## Provided records
** start **

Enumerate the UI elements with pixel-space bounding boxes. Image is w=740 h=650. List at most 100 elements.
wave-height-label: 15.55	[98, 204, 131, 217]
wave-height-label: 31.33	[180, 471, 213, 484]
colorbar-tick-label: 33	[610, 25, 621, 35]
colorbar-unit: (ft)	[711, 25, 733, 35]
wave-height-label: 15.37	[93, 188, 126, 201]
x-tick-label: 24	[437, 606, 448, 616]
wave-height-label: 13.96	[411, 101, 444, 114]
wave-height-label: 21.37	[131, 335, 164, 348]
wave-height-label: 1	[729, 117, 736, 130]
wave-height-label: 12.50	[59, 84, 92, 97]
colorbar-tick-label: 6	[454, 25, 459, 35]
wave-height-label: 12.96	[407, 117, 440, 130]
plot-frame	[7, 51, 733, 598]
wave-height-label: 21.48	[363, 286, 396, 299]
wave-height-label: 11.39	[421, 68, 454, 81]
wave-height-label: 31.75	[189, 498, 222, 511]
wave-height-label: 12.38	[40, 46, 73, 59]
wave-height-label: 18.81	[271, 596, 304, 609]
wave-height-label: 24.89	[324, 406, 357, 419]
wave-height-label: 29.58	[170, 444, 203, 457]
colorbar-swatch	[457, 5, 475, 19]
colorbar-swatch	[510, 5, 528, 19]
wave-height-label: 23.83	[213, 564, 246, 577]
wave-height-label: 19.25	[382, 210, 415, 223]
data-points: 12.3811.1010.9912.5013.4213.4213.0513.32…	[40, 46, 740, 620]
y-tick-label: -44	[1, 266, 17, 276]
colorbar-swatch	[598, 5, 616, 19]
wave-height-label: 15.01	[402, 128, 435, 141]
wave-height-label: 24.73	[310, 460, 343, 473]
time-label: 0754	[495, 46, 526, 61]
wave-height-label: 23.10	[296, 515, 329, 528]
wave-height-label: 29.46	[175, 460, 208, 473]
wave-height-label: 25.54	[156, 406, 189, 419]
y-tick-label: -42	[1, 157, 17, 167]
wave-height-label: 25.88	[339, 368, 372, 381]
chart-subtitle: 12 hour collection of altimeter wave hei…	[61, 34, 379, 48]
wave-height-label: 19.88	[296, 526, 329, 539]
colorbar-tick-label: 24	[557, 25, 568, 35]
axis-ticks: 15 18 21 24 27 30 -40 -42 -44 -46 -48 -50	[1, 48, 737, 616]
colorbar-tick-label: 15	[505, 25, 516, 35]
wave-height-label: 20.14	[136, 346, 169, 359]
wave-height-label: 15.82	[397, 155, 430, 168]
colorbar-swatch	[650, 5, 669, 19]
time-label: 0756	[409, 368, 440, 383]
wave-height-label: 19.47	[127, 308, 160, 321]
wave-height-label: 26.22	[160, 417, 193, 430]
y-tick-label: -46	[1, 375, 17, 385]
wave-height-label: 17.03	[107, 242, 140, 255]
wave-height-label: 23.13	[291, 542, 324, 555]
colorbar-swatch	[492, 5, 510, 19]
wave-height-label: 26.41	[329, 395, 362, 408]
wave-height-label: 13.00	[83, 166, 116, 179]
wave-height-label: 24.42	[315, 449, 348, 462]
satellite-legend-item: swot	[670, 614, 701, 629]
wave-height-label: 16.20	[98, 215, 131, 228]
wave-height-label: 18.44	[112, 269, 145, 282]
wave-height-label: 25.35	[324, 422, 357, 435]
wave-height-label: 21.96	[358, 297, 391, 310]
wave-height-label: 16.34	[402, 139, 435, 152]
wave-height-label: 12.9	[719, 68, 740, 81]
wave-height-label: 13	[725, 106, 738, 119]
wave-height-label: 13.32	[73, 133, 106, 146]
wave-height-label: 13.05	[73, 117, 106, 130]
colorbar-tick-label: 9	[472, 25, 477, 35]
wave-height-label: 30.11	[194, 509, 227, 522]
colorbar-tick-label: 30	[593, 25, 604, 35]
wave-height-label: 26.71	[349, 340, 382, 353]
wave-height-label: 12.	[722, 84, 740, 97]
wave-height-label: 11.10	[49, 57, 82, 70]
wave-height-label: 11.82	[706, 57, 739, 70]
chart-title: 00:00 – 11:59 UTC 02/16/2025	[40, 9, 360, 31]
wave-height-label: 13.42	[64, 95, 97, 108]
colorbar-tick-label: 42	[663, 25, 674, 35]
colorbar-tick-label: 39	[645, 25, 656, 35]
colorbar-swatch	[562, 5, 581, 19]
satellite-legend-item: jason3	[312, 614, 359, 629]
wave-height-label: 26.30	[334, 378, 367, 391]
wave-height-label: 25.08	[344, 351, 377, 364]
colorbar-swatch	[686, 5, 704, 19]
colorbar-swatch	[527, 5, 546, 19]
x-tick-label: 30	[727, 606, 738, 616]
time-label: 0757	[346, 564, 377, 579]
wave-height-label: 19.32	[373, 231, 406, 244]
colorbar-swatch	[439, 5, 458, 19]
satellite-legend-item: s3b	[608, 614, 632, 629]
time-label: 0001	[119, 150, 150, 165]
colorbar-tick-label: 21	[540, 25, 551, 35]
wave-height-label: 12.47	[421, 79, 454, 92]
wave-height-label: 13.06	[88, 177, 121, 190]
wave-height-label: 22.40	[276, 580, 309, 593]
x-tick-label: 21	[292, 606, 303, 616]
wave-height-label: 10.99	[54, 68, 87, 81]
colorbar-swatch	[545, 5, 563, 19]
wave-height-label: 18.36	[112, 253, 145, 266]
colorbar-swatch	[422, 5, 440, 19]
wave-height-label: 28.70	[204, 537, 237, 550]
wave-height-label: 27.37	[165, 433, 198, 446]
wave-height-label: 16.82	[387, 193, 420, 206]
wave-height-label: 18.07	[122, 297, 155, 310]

** end **
** start **

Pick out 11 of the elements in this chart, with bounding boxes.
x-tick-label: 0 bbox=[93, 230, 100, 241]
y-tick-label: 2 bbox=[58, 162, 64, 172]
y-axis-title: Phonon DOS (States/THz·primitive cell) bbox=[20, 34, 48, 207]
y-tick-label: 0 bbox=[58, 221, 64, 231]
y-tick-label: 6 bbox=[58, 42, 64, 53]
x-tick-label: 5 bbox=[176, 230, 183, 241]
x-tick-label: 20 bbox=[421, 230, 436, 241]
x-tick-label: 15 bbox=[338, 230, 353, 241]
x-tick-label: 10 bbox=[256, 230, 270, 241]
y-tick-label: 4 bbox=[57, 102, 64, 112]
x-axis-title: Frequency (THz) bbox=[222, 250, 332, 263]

** end **

## Your objective
Reproduce verbatim the lines from the line with "Pick out 11" to the line with "x-axis-title: Frequency (THz)", including both of those lines.

## Response
Pick out 11 of the elements in this chart, with bounding boxes.
x-tick-label: 0 bbox=[93, 230, 100, 241]
y-tick-label: 2 bbox=[58, 162, 64, 172]
y-axis-title: Phonon DOS (States/THz·primitive cell) bbox=[20, 34, 48, 207]
y-tick-label: 0 bbox=[58, 221, 64, 231]
y-tick-label: 6 bbox=[58, 42, 64, 53]
x-tick-label: 5 bbox=[176, 230, 183, 241]
x-tick-label: 20 bbox=[421, 230, 436, 241]
x-tick-label: 15 bbox=[338, 230, 353, 241]
x-tick-label: 10 bbox=[256, 230, 270, 241]
y-tick-label: 4 bbox=[57, 102, 64, 112]
x-axis-title: Frequency (THz) bbox=[222, 250, 332, 263]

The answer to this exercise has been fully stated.